- WORK REQUIRED: Without the pictures, set down every line of the data exactly.

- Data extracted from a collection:
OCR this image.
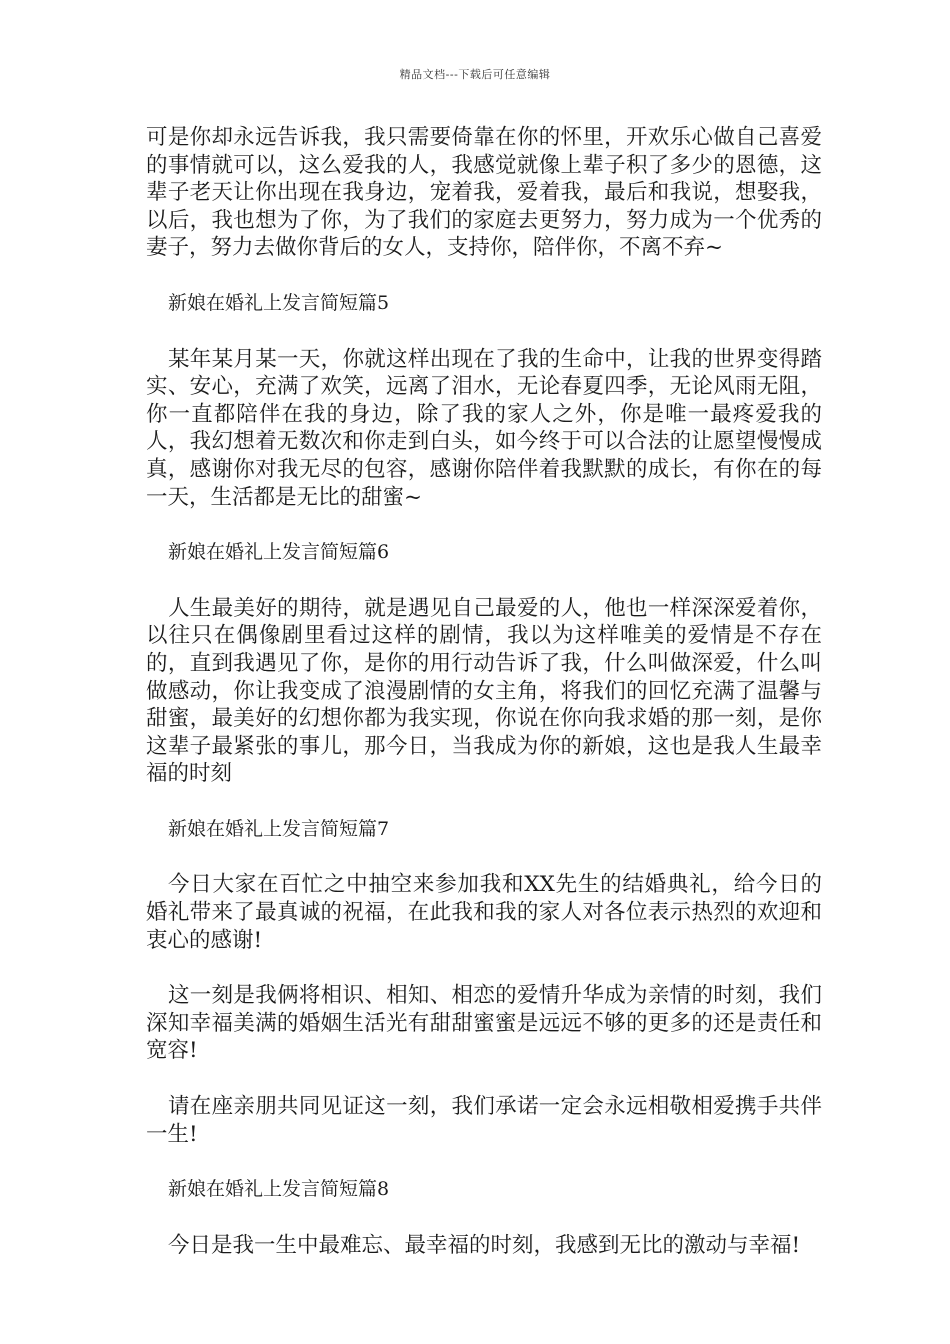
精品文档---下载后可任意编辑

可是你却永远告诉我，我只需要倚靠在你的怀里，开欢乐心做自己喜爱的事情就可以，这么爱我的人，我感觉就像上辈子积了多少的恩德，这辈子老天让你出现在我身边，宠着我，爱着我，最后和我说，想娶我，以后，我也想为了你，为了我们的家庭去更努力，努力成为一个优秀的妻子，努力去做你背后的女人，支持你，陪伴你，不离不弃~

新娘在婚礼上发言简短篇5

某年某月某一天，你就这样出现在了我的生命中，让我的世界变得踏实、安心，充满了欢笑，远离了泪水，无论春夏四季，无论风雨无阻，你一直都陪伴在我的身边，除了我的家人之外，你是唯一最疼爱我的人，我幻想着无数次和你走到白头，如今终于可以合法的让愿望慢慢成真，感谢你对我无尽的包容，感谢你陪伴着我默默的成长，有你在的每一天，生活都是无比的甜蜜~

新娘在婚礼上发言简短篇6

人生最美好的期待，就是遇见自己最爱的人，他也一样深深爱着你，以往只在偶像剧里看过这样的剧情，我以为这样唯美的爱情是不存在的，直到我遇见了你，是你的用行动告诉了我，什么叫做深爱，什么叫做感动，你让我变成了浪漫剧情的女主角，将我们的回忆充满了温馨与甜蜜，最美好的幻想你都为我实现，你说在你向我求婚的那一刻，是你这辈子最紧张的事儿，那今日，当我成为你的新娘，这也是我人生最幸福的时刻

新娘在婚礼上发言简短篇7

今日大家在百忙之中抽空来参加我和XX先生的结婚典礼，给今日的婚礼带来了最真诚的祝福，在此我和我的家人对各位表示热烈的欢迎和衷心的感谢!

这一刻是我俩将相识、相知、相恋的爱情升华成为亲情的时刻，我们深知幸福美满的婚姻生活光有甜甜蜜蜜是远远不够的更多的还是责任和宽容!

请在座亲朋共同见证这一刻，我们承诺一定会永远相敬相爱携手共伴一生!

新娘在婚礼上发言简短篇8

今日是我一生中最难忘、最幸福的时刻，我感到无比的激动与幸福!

- REPLY TO THE EXERCISE:
OCR this image.
精品文档---下载后可任意编辑

可是你却永远告诉我，我只需要倚靠在你的怀里，开欢乐心做自己喜爱的事情就可以，这么爱我的人，我感觉就像上辈子积了多少的恩德，这辈子老天让你出现在我身边，宠着我，爱着我，最后和我说，想娶我，以后，我也想为了你，为了我们的家庭去更努力，努力成为一个优秀的妻子，努力去做你背后的女人，支持你，陪伴你，不离不弃~

新娘在婚礼上发言简短篇5

某年某月某一天，你就这样出现在了我的生命中，让我的世界变得踏实、安心，充满了欢笑，远离了泪水，无论春夏四季，无论风雨无阻，你一直都陪伴在我的身边，除了我的家人之外，你是唯一最疼爱我的人，我幻想着无数次和你走到白头，如今终于可以合法的让愿望慢慢成真，感谢你对我无尽的包容，感谢你陪伴着我默默的成长，有你在的每一天，生活都是无比的甜蜜~

新娘在婚礼上发言简短篇6

人生最美好的期待，就是遇见自己最爱的人，他也一样深深爱着你，以往只在偶像剧里看过这样的剧情，我以为这样唯美的爱情是不存在的，直到我遇见了你，是你的用行动告诉了我，什么叫做深爱，什么叫做感动，你让我变成了浪漫剧情的女主角，将我们的回忆充满了温馨与甜蜜，最美好的幻想你都为我实现，你说在你向我求婚的那一刻，是你这辈子最紧张的事儿，那今日，当我成为你的新娘，这也是我人生最幸福的时刻

新娘在婚礼上发言简短篇7

今日大家在百忙之中抽空来参加我和XX先生的结婚典礼，给今日的婚礼带来了最真诚的祝福，在此我和我的家人对各位表示热烈的欢迎和衷心的感谢!

这一刻是我俩将相识、相知、相恋的爱情升华成为亲情的时刻，我们深知幸福美满的婚姻生活光有甜甜蜜蜜是远远不够的更多的还是责任和宽容!

请在座亲朋共同见证这一刻，我们承诺一定会永远相敬相爱携手共伴一生!

新娘在婚礼上发言简短篇8

今日是我一生中最难忘、最幸福的时刻，我感到无比的激动与幸福!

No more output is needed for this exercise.